▶ [PROVIDED DATA]

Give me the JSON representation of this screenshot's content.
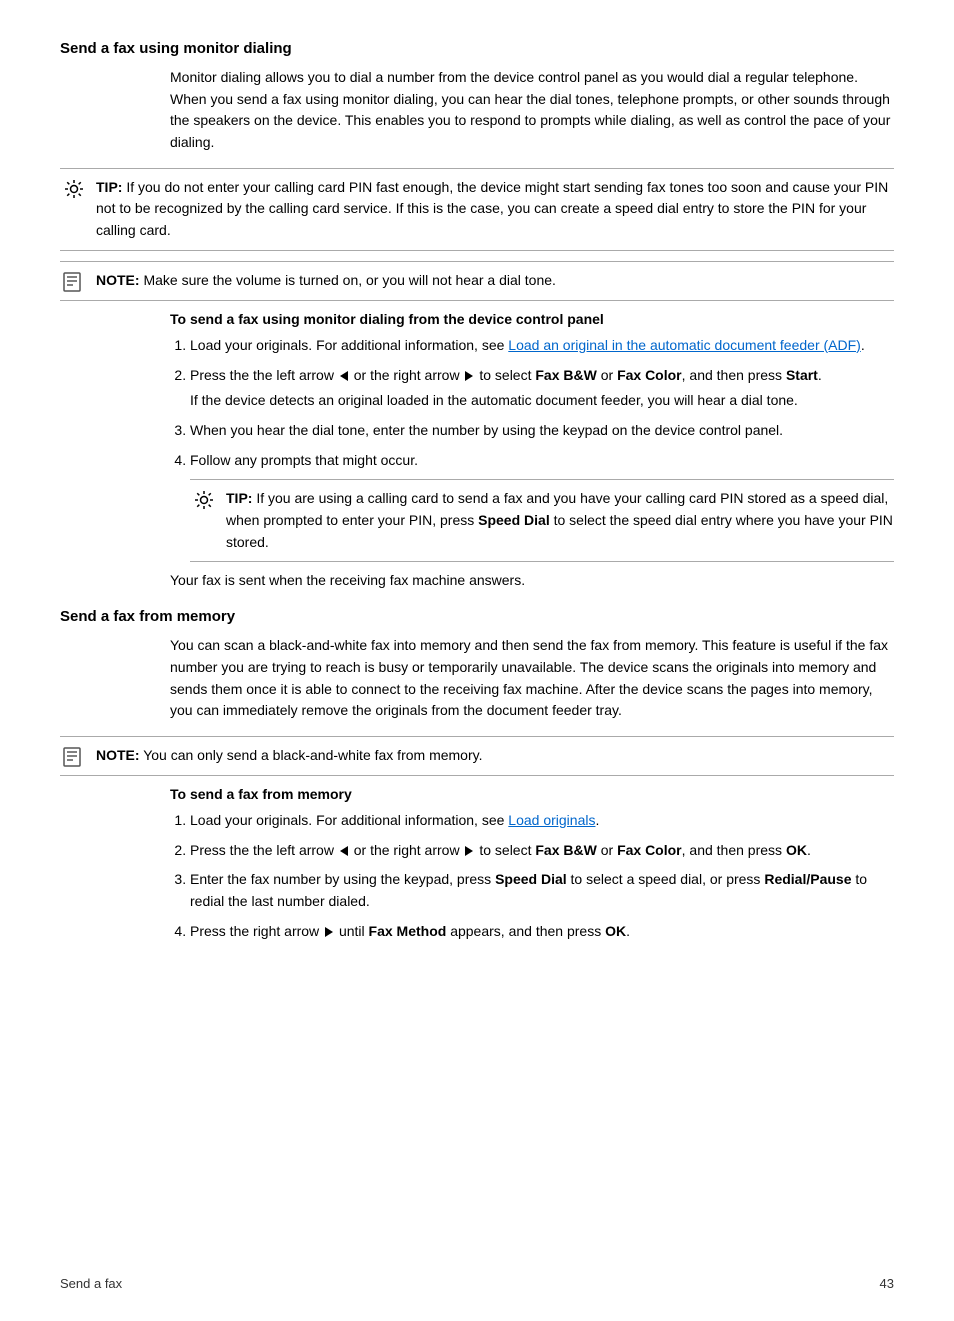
{
  "page": {
    "sections": [
      {
        "id": "monitor-dialing",
        "heading": "Send a fax using monitor dialing",
        "body": "Monitor dialing allows you to dial a number from the device control panel as you would dial a regular telephone. When you send a fax using monitor dialing, you can hear the dial tones, telephone prompts, or other sounds through the speakers on the device. This enables you to respond to prompts while dialing, as well as control the pace of your dialing.",
        "tip": {
          "label": "TIP:",
          "text": "If you do not enter your calling card PIN fast enough, the device might start sending fax tones too soon and cause your PIN not to be recognized by the calling card service. If this is the case, you can create a speed dial entry to store the PIN for your calling card."
        },
        "note": {
          "label": "NOTE:",
          "text": "Make sure the volume is turned on, or you will not hear a dial tone."
        },
        "subsection": {
          "heading": "To send a fax using monitor dialing from the device control panel",
          "steps": [
            {
              "id": 1,
              "text": "Load your originals. For additional information, see ",
              "link_text": "Load an original in the automatic document feeder (ADF)",
              "link_href": "#",
              "suffix": "."
            },
            {
              "id": 2,
              "text_before": "Press the the left arrow",
              "text_middle": "or the right arrow",
              "text_after": "to select",
              "bold1": "Fax B&W",
              "or": "or",
              "bold2": "Fax Color",
              "text_end": ", and then press",
              "bold3": "Start",
              "text_end2": ".",
              "extra": "If the device detects an original loaded in the automatic document feeder, you will hear a dial tone."
            },
            {
              "id": 3,
              "text": "When you hear the dial tone, enter the number by using the keypad on the device control panel."
            },
            {
              "id": 4,
              "text": "Follow any prompts that might occur."
            }
          ],
          "inner_tip": {
            "label": "TIP:",
            "text_before": "If you are using a calling card to send a fax and you have your calling card PIN stored as a speed dial, when prompted to enter your PIN, press",
            "bold": "Speed Dial",
            "text_after": "to select the speed dial entry where you have your PIN stored."
          },
          "closing": "Your fax is sent when the receiving fax machine answers."
        }
      },
      {
        "id": "from-memory",
        "heading": "Send a fax from memory",
        "body": "You can scan a black-and-white fax into memory and then send the fax from memory. This feature is useful if the fax number you are trying to reach is busy or temporarily unavailable. The device scans the originals into memory and sends them once it is able to connect to the receiving fax machine. After the device scans the pages into memory, you can immediately remove the originals from the document feeder tray.",
        "note": {
          "label": "NOTE:",
          "text": "You can only send a black-and-white fax from memory."
        },
        "subsection": {
          "heading": "To send a fax from memory",
          "steps": [
            {
              "id": 1,
              "text": "Load your originals. For additional information, see ",
              "link_text": "Load originals",
              "link_href": "#",
              "suffix": "."
            },
            {
              "id": 2,
              "text_before": "Press the the left arrow",
              "text_middle": "or the right arrow",
              "text_after": "to select",
              "bold1": "Fax B&W",
              "or": "or",
              "bold2": "Fax Color",
              "text_end": ", and then press",
              "bold3": "OK",
              "text_end2": "."
            },
            {
              "id": 3,
              "text_before": "Enter the fax number by using the keypad, press",
              "bold1": "Speed Dial",
              "text_middle": "to select a speed dial, or press",
              "bold2": "Redial/Pause",
              "text_after": "to redial the last number dialed."
            },
            {
              "id": 4,
              "text_before": "Press the right arrow",
              "text_after": "until",
              "bold1": "Fax Method",
              "text_end": "appears, and then press",
              "bold2": "OK",
              "text_end2": "."
            }
          ]
        }
      }
    ],
    "footer": {
      "left": "Send a fax",
      "right": "43"
    }
  }
}
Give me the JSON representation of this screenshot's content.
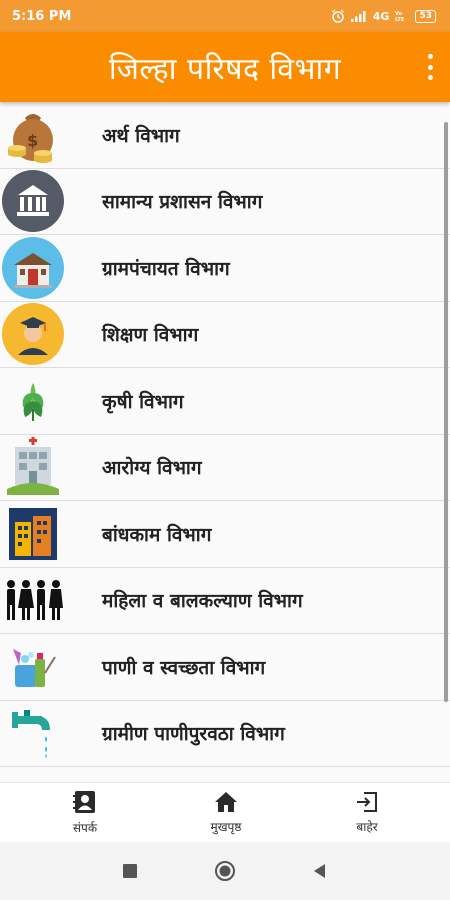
{
  "status_bar": {
    "time": "5:16 PM",
    "network": "4G",
    "battery": "53"
  },
  "header": {
    "title": "जिल्हा परिषद विभाग"
  },
  "departments": [
    {
      "label": "अर्थ विभाग",
      "icon": "money-bag-icon"
    },
    {
      "label": "सामान्य प्रशासन विभाग",
      "icon": "bank-building-icon"
    },
    {
      "label": "ग्रामपंचायत विभाग",
      "icon": "village-office-icon"
    },
    {
      "label": "शिक्षण विभाग",
      "icon": "graduate-icon"
    },
    {
      "label": "कृषी विभाग",
      "icon": "plant-icon"
    },
    {
      "label": "आरोग्य विभाग",
      "icon": "hospital-icon"
    },
    {
      "label": "बांधकाम विभाग",
      "icon": "buildings-icon"
    },
    {
      "label": "महिला व बालकल्याण विभाग",
      "icon": "family-icon"
    },
    {
      "label": "पाणी व स्वच्छता विभाग",
      "icon": "cleaning-supplies-icon"
    },
    {
      "label": "ग्रामीण पाणीपुरवठा विभाग",
      "icon": "water-tap-icon"
    }
  ],
  "bottom_nav": {
    "contact": "संपर्क",
    "home": "मुखपृष्ठ",
    "exit": "बाहेर"
  },
  "colors": {
    "status_bar": "#f39a33",
    "app_bar": "#fb8c00"
  }
}
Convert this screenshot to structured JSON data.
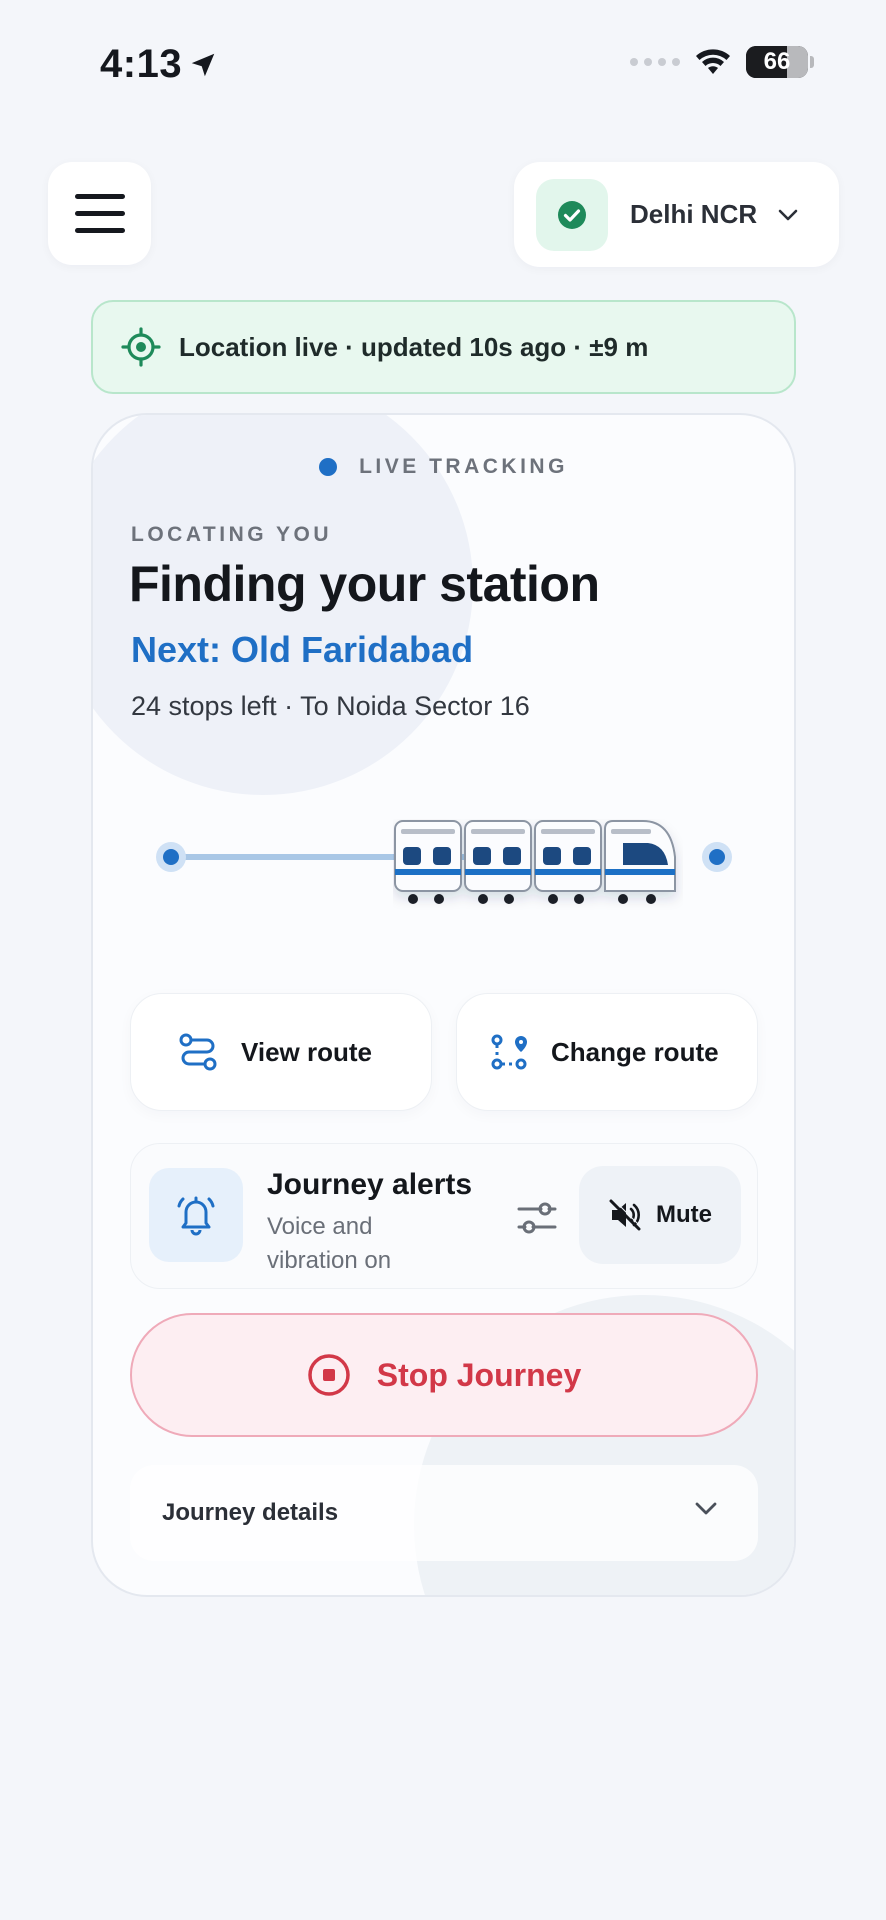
{
  "status_bar": {
    "time": "4:13",
    "battery": "66"
  },
  "header": {
    "region_label": "Delhi NCR"
  },
  "location_banner": {
    "text": "Location live · updated 10s ago · ±9 m"
  },
  "card": {
    "live_label": "LIVE TRACKING",
    "eyebrow": "LOCATING YOU",
    "headline": "Finding your station",
    "next_station": "Next: Old Faridabad",
    "stops_info": "24 stops left · To Noida Sector 16",
    "actions": {
      "view_route": "View route",
      "change_route": "Change route"
    },
    "alerts": {
      "title": "Journey alerts",
      "subtitle": "Voice and vibration on",
      "mute_label": "Mute"
    },
    "stop_label": "Stop Journey",
    "details_label": "Journey details"
  },
  "colors": {
    "accent": "#1f6fc5",
    "success": "#1e8a5a",
    "danger": "#d23848",
    "text": "#15181e"
  },
  "icons": [
    "location-arrow-icon",
    "wifi-icon",
    "battery-icon",
    "hamburger-menu-icon",
    "check-circle-icon",
    "chevron-down-icon",
    "location-target-icon",
    "train-icon",
    "route-icon",
    "change-route-icon",
    "bell-icon",
    "sliders-icon",
    "speaker-mute-icon",
    "stop-icon"
  ]
}
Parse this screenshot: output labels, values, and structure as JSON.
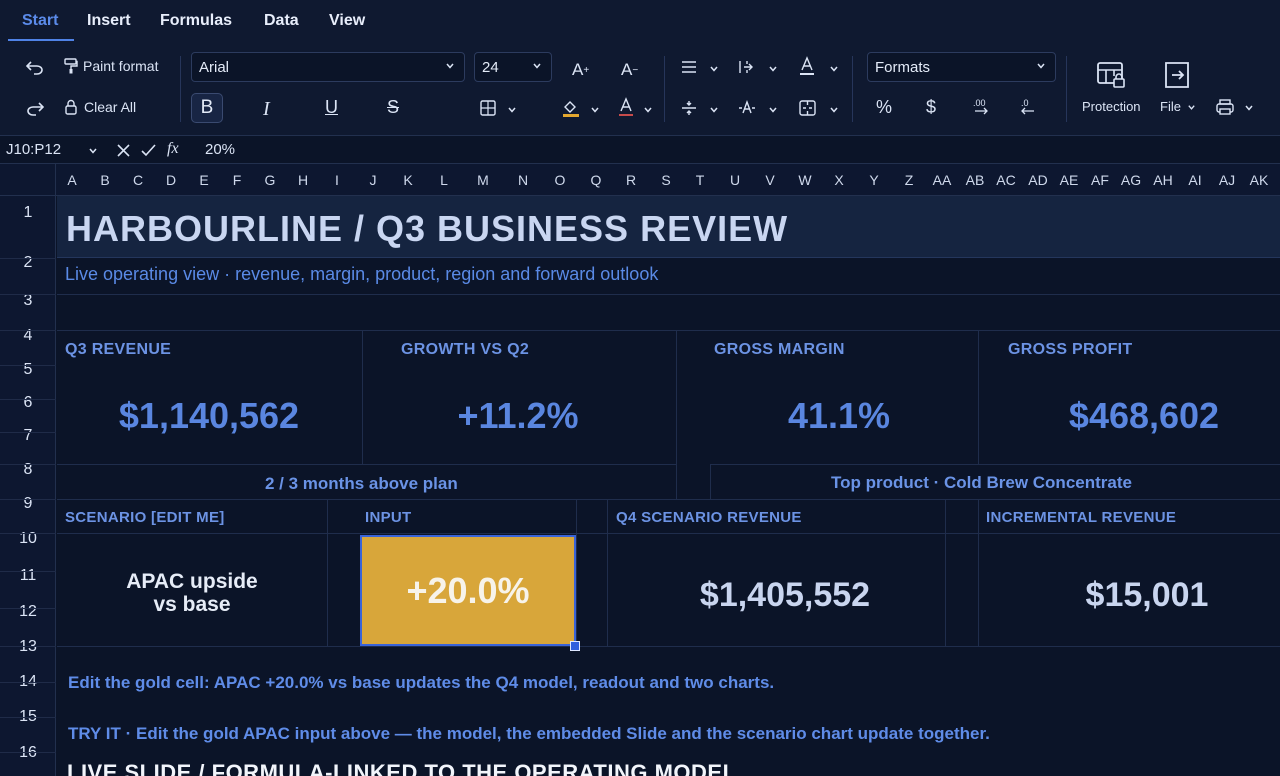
{
  "menu": {
    "tabs": [
      {
        "label": "Start",
        "active": true
      },
      {
        "label": "Insert",
        "active": false
      },
      {
        "label": "Formulas",
        "active": false
      },
      {
        "label": "Data",
        "active": false
      },
      {
        "label": "View",
        "active": false
      }
    ]
  },
  "ribbon": {
    "paint_format": "Paint format",
    "clear_all": "Clear All",
    "font_family": "Arial",
    "font_size": "24",
    "bold": "B",
    "italic": "I",
    "underline": "U",
    "strike": "S",
    "number_format": "Formats",
    "percent": "%",
    "currency": "$",
    "protection": "Protection",
    "file": "File",
    "icons": [
      "undo-icon",
      "redo-icon",
      "paint-format-icon",
      "lock-icon",
      "increase-font-icon",
      "decrease-font-icon",
      "borders-icon",
      "fill-color-icon",
      "font-color-icon",
      "align-icon",
      "merge-icon",
      "text-color-icon",
      "protection-icon",
      "file-export-icon",
      "print-icon"
    ]
  },
  "formula_bar": {
    "name_box": "J10:P12",
    "fx": "fx",
    "value": "20%"
  },
  "columns": [
    "A",
    "B",
    "C",
    "D",
    "E",
    "F",
    "G",
    "H",
    "I",
    "J",
    "K",
    "L",
    "M",
    "N",
    "O",
    "Q",
    "R",
    "S",
    "T",
    "U",
    "V",
    "W",
    "X",
    "Y",
    "Z",
    "AA",
    "AB",
    "AC",
    "AD",
    "AE",
    "AF",
    "AG",
    "AH",
    "AI",
    "AJ",
    "AK"
  ],
  "rows": [
    "1",
    "2",
    "3",
    "4",
    "5",
    "6",
    "7",
    "8",
    "9",
    "10",
    "11",
    "12",
    "13",
    "14",
    "15",
    "16"
  ],
  "sheet": {
    "title": "HARBOURLINE  /  Q3 BUSINESS REVIEW",
    "subtitle": "Live operating view  ·  revenue, margin, product, region and forward outlook",
    "kpis": [
      {
        "label": "Q3 REVENUE",
        "value": "$1,140,562"
      },
      {
        "label": "GROWTH VS Q2",
        "value": "+11.2%"
      },
      {
        "label": "GROSS MARGIN",
        "value": "41.1%"
      },
      {
        "label": "GROSS PROFIT",
        "value": "$468,602"
      }
    ],
    "plan_note": "2 / 3 months above plan",
    "top_product": "Top product   ·   Cold Brew Concentrate",
    "scenario": {
      "label": "SCENARIO   [EDIT ME]",
      "text_line1": "APAC upside",
      "text_line2": "vs base",
      "input_label": "INPUT",
      "input_value": "+20.0%",
      "q4_label": "Q4 SCENARIO REVENUE",
      "q4_value": "$1,405,552",
      "inc_label": "INCREMENTAL REVENUE",
      "inc_value": "$15,001"
    },
    "edit_note": "Edit the gold cell: APAC +20.0% vs base updates the Q4 model, readout and two charts.",
    "try_it": "TRY IT   ·   Edit the gold APAC input above — the model, the embedded Slide and the scenario chart update together.",
    "live_slide": "LIVE SLIDE  /  FORMULA-LINKED TO THE OPERATING MODEL",
    "colors": {
      "accent": "#5b8bea",
      "gold": "#d8a63a",
      "bg": "#0b1428"
    }
  }
}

▶ [WHAT NEEDS TO BE DONE] Collect every line from the records above that contains the word "protection".

▶ [SOLVED PROBLEM]
    "protection": "Protection",
      "protection-icon",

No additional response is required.